Print all of the data exactly as written.

=-=-=-=-=

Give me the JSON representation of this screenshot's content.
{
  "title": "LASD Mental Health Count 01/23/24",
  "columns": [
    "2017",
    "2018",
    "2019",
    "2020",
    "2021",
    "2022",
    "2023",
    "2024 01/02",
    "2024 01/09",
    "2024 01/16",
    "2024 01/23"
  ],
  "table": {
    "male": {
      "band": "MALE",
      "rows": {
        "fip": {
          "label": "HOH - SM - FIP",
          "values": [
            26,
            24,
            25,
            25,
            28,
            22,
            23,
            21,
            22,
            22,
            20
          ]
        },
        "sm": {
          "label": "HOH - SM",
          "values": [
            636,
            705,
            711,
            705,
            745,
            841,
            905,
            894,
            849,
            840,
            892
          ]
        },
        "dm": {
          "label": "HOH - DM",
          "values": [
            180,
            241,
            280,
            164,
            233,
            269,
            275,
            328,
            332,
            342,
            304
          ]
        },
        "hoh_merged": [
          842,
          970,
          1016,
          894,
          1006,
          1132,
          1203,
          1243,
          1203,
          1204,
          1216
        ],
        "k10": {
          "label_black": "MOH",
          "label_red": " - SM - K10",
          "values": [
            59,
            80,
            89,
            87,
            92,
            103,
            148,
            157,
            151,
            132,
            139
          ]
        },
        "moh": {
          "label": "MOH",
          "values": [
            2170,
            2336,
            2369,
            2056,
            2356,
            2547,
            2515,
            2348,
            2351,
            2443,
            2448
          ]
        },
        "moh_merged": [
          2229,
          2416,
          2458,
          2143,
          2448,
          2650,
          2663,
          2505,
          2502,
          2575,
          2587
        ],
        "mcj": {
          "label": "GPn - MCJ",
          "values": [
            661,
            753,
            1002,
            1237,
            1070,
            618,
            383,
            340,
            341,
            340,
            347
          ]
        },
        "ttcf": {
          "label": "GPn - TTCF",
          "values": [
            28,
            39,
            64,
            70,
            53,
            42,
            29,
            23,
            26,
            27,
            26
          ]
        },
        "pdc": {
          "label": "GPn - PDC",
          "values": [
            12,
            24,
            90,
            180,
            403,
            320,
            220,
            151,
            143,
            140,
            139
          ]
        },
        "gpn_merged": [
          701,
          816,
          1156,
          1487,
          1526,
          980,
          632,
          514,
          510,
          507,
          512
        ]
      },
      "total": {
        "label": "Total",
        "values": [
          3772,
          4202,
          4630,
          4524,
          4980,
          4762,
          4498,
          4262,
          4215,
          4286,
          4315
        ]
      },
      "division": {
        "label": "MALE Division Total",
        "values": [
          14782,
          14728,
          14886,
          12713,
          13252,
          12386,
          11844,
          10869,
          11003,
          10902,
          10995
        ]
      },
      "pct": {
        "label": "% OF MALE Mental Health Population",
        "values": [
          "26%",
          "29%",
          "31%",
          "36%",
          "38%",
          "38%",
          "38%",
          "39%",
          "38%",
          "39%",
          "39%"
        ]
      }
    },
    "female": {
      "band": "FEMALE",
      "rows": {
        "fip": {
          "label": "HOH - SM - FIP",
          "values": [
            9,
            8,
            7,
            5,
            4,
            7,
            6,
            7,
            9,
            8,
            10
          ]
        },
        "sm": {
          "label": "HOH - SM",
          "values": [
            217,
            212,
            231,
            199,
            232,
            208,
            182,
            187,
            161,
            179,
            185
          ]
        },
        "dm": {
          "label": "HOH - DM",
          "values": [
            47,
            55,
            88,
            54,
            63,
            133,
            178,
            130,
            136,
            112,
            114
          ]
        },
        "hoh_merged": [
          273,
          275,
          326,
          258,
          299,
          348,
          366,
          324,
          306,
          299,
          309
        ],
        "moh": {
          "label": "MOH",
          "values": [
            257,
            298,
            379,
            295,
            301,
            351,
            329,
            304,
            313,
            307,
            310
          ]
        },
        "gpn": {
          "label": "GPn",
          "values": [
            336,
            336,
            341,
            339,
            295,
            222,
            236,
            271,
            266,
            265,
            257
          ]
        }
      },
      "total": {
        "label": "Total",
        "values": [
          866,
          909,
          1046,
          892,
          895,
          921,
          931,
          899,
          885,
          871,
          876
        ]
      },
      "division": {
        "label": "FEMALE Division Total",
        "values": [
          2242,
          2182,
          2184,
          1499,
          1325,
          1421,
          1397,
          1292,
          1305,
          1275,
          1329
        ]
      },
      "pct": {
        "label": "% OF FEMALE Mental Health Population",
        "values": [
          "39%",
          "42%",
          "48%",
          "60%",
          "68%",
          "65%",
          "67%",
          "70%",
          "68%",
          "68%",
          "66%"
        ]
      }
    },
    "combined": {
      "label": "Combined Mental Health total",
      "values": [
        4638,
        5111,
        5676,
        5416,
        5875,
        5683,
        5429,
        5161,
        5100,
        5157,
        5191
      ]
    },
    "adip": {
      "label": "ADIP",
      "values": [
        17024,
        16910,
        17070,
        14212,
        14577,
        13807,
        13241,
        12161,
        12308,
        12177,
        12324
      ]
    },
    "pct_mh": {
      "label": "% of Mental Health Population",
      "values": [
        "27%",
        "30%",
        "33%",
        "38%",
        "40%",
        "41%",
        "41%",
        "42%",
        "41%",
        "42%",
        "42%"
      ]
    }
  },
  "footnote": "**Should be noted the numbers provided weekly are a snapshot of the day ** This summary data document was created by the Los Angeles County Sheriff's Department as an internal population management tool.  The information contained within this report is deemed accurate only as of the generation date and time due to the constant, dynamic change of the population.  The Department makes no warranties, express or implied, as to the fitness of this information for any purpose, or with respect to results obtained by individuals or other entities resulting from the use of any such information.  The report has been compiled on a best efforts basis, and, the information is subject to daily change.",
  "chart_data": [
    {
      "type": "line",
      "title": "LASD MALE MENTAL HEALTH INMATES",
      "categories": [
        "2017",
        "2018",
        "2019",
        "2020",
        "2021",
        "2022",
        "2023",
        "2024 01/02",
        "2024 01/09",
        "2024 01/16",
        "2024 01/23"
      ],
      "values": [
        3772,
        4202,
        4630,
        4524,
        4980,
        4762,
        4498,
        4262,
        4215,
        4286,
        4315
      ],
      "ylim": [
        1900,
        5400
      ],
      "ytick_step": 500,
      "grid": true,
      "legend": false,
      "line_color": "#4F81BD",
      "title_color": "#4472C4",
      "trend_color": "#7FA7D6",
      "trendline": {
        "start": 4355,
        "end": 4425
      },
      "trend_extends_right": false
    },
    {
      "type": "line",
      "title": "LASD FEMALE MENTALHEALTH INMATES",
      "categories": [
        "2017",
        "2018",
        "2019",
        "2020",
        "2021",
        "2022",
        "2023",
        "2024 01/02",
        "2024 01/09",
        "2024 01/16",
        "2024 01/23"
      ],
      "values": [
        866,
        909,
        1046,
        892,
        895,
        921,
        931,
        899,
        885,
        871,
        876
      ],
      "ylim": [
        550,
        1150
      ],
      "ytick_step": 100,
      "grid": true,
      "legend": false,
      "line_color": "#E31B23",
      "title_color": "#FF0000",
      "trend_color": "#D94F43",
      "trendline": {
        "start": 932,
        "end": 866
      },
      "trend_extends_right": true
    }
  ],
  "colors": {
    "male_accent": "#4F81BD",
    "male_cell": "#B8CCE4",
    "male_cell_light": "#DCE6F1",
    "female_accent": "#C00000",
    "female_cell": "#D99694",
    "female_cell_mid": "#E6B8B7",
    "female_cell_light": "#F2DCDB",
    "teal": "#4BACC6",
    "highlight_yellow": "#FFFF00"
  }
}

=-=-=-=-=

### Complete answer
Give me the JSON representation of this screenshot's content.
{
  "title": "LASD Mental Health Count 01/23/24",
  "columns": [
    "2017",
    "2018",
    "2019",
    "2020",
    "2021",
    "2022",
    "2023",
    "2024 01/02",
    "2024 01/09",
    "2024 01/16",
    "2024 01/23"
  ],
  "table": {
    "male": {
      "band": "MALE",
      "rows": {
        "fip": {
          "label": "HOH - SM - FIP",
          "values": [
            26,
            24,
            25,
            25,
            28,
            22,
            23,
            21,
            22,
            22,
            20
          ]
        },
        "sm": {
          "label": "HOH - SM",
          "values": [
            636,
            705,
            711,
            705,
            745,
            841,
            905,
            894,
            849,
            840,
            892
          ]
        },
        "dm": {
          "label": "HOH - DM",
          "values": [
            180,
            241,
            280,
            164,
            233,
            269,
            275,
            328,
            332,
            342,
            304
          ]
        },
        "hoh_merged": [
          842,
          970,
          1016,
          894,
          1006,
          1132,
          1203,
          1243,
          1203,
          1204,
          1216
        ],
        "k10": {
          "label_black": "MOH",
          "label_red": " - SM - K10",
          "values": [
            59,
            80,
            89,
            87,
            92,
            103,
            148,
            157,
            151,
            132,
            139
          ]
        },
        "moh": {
          "label": "MOH",
          "values": [
            2170,
            2336,
            2369,
            2056,
            2356,
            2547,
            2515,
            2348,
            2351,
            2443,
            2448
          ]
        },
        "moh_merged": [
          2229,
          2416,
          2458,
          2143,
          2448,
          2650,
          2663,
          2505,
          2502,
          2575,
          2587
        ],
        "mcj": {
          "label": "GPn - MCJ",
          "values": [
            661,
            753,
            1002,
            1237,
            1070,
            618,
            383,
            340,
            341,
            340,
            347
          ]
        },
        "ttcf": {
          "label": "GPn - TTCF",
          "values": [
            28,
            39,
            64,
            70,
            53,
            42,
            29,
            23,
            26,
            27,
            26
          ]
        },
        "pdc": {
          "label": "GPn - PDC",
          "values": [
            12,
            24,
            90,
            180,
            403,
            320,
            220,
            151,
            143,
            140,
            139
          ]
        },
        "gpn_merged": [
          701,
          816,
          1156,
          1487,
          1526,
          980,
          632,
          514,
          510,
          507,
          512
        ]
      },
      "total": {
        "label": "Total",
        "values": [
          3772,
          4202,
          4630,
          4524,
          4980,
          4762,
          4498,
          4262,
          4215,
          4286,
          4315
        ]
      },
      "division": {
        "label": "MALE Division Total",
        "values": [
          14782,
          14728,
          14886,
          12713,
          13252,
          12386,
          11844,
          10869,
          11003,
          10902,
          10995
        ]
      },
      "pct": {
        "label": "% OF MALE Mental Health Population",
        "values": [
          "26%",
          "29%",
          "31%",
          "36%",
          "38%",
          "38%",
          "38%",
          "39%",
          "38%",
          "39%",
          "39%"
        ]
      }
    },
    "female": {
      "band": "FEMALE",
      "rows": {
        "fip": {
          "label": "HOH - SM - FIP",
          "values": [
            9,
            8,
            7,
            5,
            4,
            7,
            6,
            7,
            9,
            8,
            10
          ]
        },
        "sm": {
          "label": "HOH - SM",
          "values": [
            217,
            212,
            231,
            199,
            232,
            208,
            182,
            187,
            161,
            179,
            185
          ]
        },
        "dm": {
          "label": "HOH - DM",
          "values": [
            47,
            55,
            88,
            54,
            63,
            133,
            178,
            130,
            136,
            112,
            114
          ]
        },
        "hoh_merged": [
          273,
          275,
          326,
          258,
          299,
          348,
          366,
          324,
          306,
          299,
          309
        ],
        "moh": {
          "label": "MOH",
          "values": [
            257,
            298,
            379,
            295,
            301,
            351,
            329,
            304,
            313,
            307,
            310
          ]
        },
        "gpn": {
          "label": "GPn",
          "values": [
            336,
            336,
            341,
            339,
            295,
            222,
            236,
            271,
            266,
            265,
            257
          ]
        }
      },
      "total": {
        "label": "Total",
        "values": [
          866,
          909,
          1046,
          892,
          895,
          921,
          931,
          899,
          885,
          871,
          876
        ]
      },
      "division": {
        "label": "FEMALE Division Total",
        "values": [
          2242,
          2182,
          2184,
          1499,
          1325,
          1421,
          1397,
          1292,
          1305,
          1275,
          1329
        ]
      },
      "pct": {
        "label": "% OF FEMALE Mental Health Population",
        "values": [
          "39%",
          "42%",
          "48%",
          "60%",
          "68%",
          "65%",
          "67%",
          "70%",
          "68%",
          "68%",
          "66%"
        ]
      }
    },
    "combined": {
      "label": "Combined Mental Health total",
      "values": [
        4638,
        5111,
        5676,
        5416,
        5875,
        5683,
        5429,
        5161,
        5100,
        5157,
        5191
      ]
    },
    "adip": {
      "label": "ADIP",
      "values": [
        17024,
        16910,
        17070,
        14212,
        14577,
        13807,
        13241,
        12161,
        12308,
        12177,
        12324
      ]
    },
    "pct_mh": {
      "label": "% of Mental Health Population",
      "values": [
        "27%",
        "30%",
        "33%",
        "38%",
        "40%",
        "41%",
        "41%",
        "42%",
        "41%",
        "42%",
        "42%"
      ]
    }
  },
  "footnote": "**Should be noted the numbers provided weekly are a snapshot of the day ** This summary data document was created by the Los Angeles County Sheriff's Department as an internal population management tool.  The information contained within this report is deemed accurate only as of the generation date and time due to the constant, dynamic change of the population.  The Department makes no warranties, express or implied, as to the fitness of this information for any purpose, or with respect to results obtained by individuals or other entities resulting from the use of any such information.  The report has been compiled on a best efforts basis, and, the information is subject to daily change.",
  "chart_data": [
    {
      "type": "line",
      "title": "LASD MALE MENTAL HEALTH INMATES",
      "categories": [
        "2017",
        "2018",
        "2019",
        "2020",
        "2021",
        "2022",
        "2023",
        "2024 01/02",
        "2024 01/09",
        "2024 01/16",
        "2024 01/23"
      ],
      "values": [
        3772,
        4202,
        4630,
        4524,
        4980,
        4762,
        4498,
        4262,
        4215,
        4286,
        4315
      ],
      "ylim": [
        1900,
        5400
      ],
      "ytick_step": 500,
      "grid": true,
      "legend": false,
      "line_color": "#4F81BD",
      "title_color": "#4472C4",
      "trend_color": "#7FA7D6",
      "trendline": {
        "start": 4355,
        "end": 4425
      },
      "trend_extends_right": false
    },
    {
      "type": "line",
      "title": "LASD FEMALE MENTALHEALTH INMATES",
      "categories": [
        "2017",
        "2018",
        "2019",
        "2020",
        "2021",
        "2022",
        "2023",
        "2024 01/02",
        "2024 01/09",
        "2024 01/16",
        "2024 01/23"
      ],
      "values": [
        866,
        909,
        1046,
        892,
        895,
        921,
        931,
        899,
        885,
        871,
        876
      ],
      "ylim": [
        550,
        1150
      ],
      "ytick_step": 100,
      "grid": true,
      "legend": false,
      "line_color": "#E31B23",
      "title_color": "#FF0000",
      "trend_color": "#D94F43",
      "trendline": {
        "start": 932,
        "end": 866
      },
      "trend_extends_right": true
    }
  ],
  "colors": {
    "male_accent": "#4F81BD",
    "male_cell": "#B8CCE4",
    "male_cell_light": "#DCE6F1",
    "female_accent": "#C00000",
    "female_cell": "#D99694",
    "female_cell_mid": "#E6B8B7",
    "female_cell_light": "#F2DCDB",
    "teal": "#4BACC6",
    "highlight_yellow": "#FFFF00"
  }
}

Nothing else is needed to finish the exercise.